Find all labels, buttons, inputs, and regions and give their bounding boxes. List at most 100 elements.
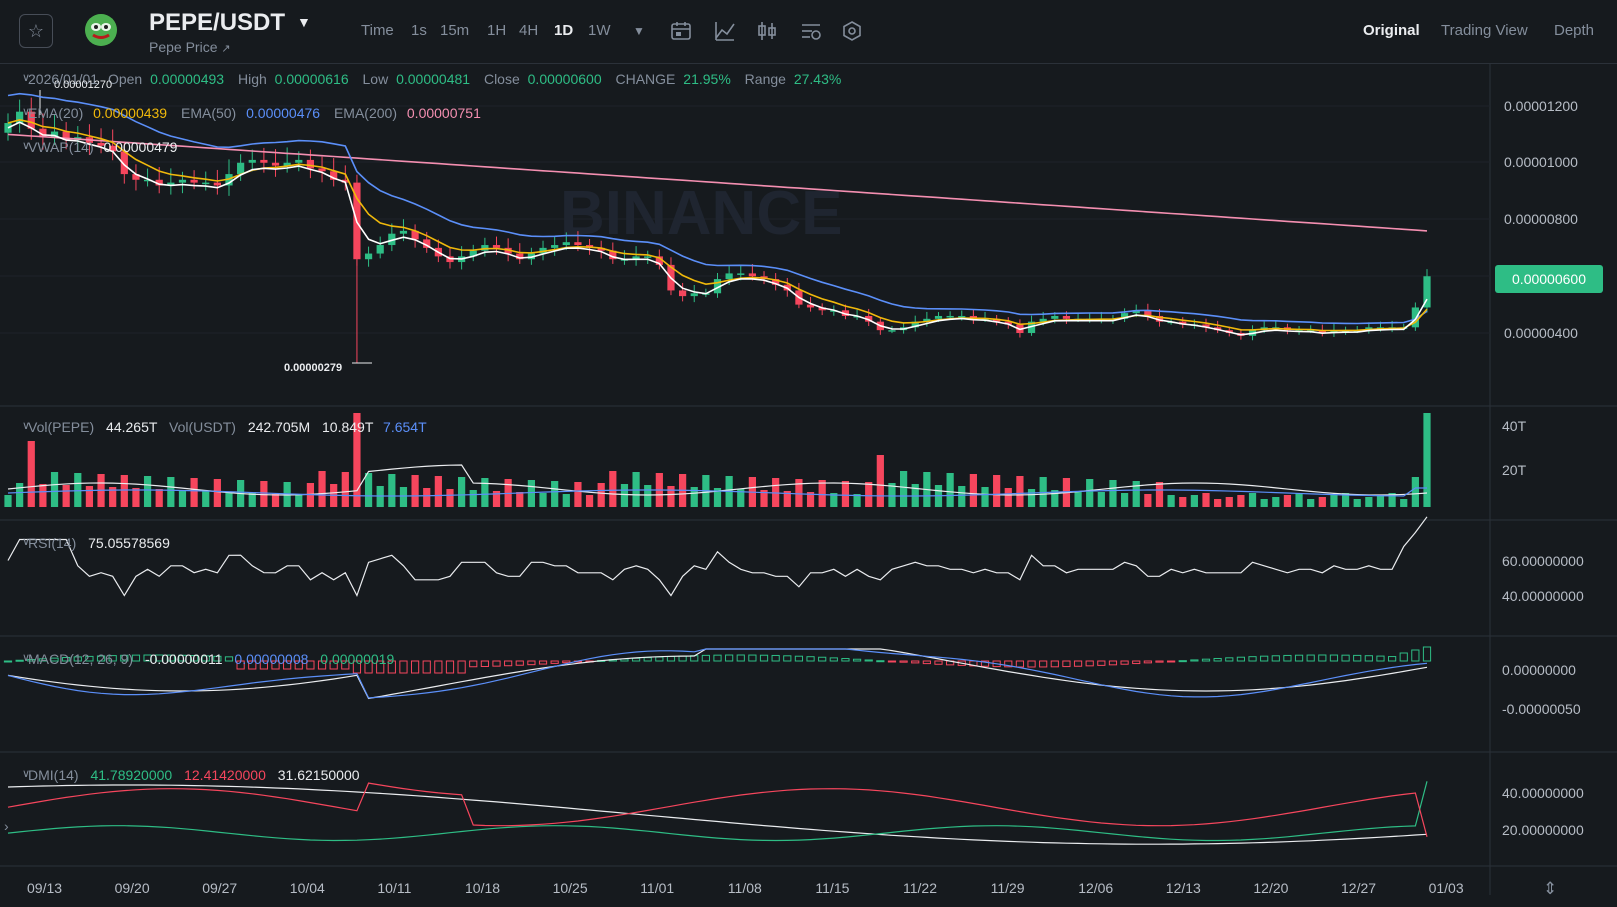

* * *

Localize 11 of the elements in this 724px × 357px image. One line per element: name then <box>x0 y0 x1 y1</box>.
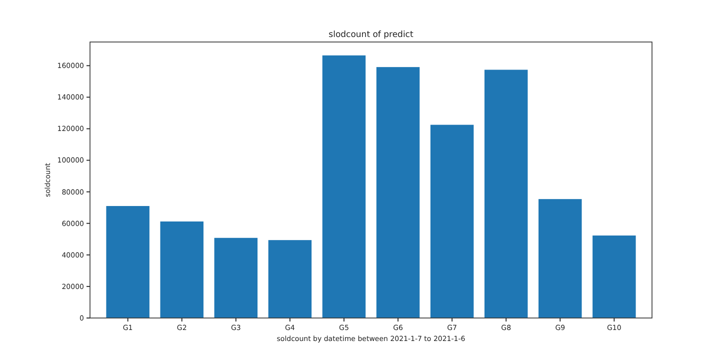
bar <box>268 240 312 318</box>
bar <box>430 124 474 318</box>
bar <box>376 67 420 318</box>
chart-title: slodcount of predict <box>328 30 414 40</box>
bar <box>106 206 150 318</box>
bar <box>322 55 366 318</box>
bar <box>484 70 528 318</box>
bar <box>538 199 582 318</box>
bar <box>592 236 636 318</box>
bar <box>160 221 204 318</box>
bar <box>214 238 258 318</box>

=== Goal ===
Reproduce the listing verbatim from the line with "Localize 11 of" through the line with "bar <box>376 67 420 318</box>", both ends included. Omit the pictures.

=== Answer ===
Localize 11 of the elements in this 724px × 357px image. One line per element: name then <box>x0 y0 x1 y1</box>.
bar <box>268 240 312 318</box>
bar <box>430 124 474 318</box>
bar <box>376 67 420 318</box>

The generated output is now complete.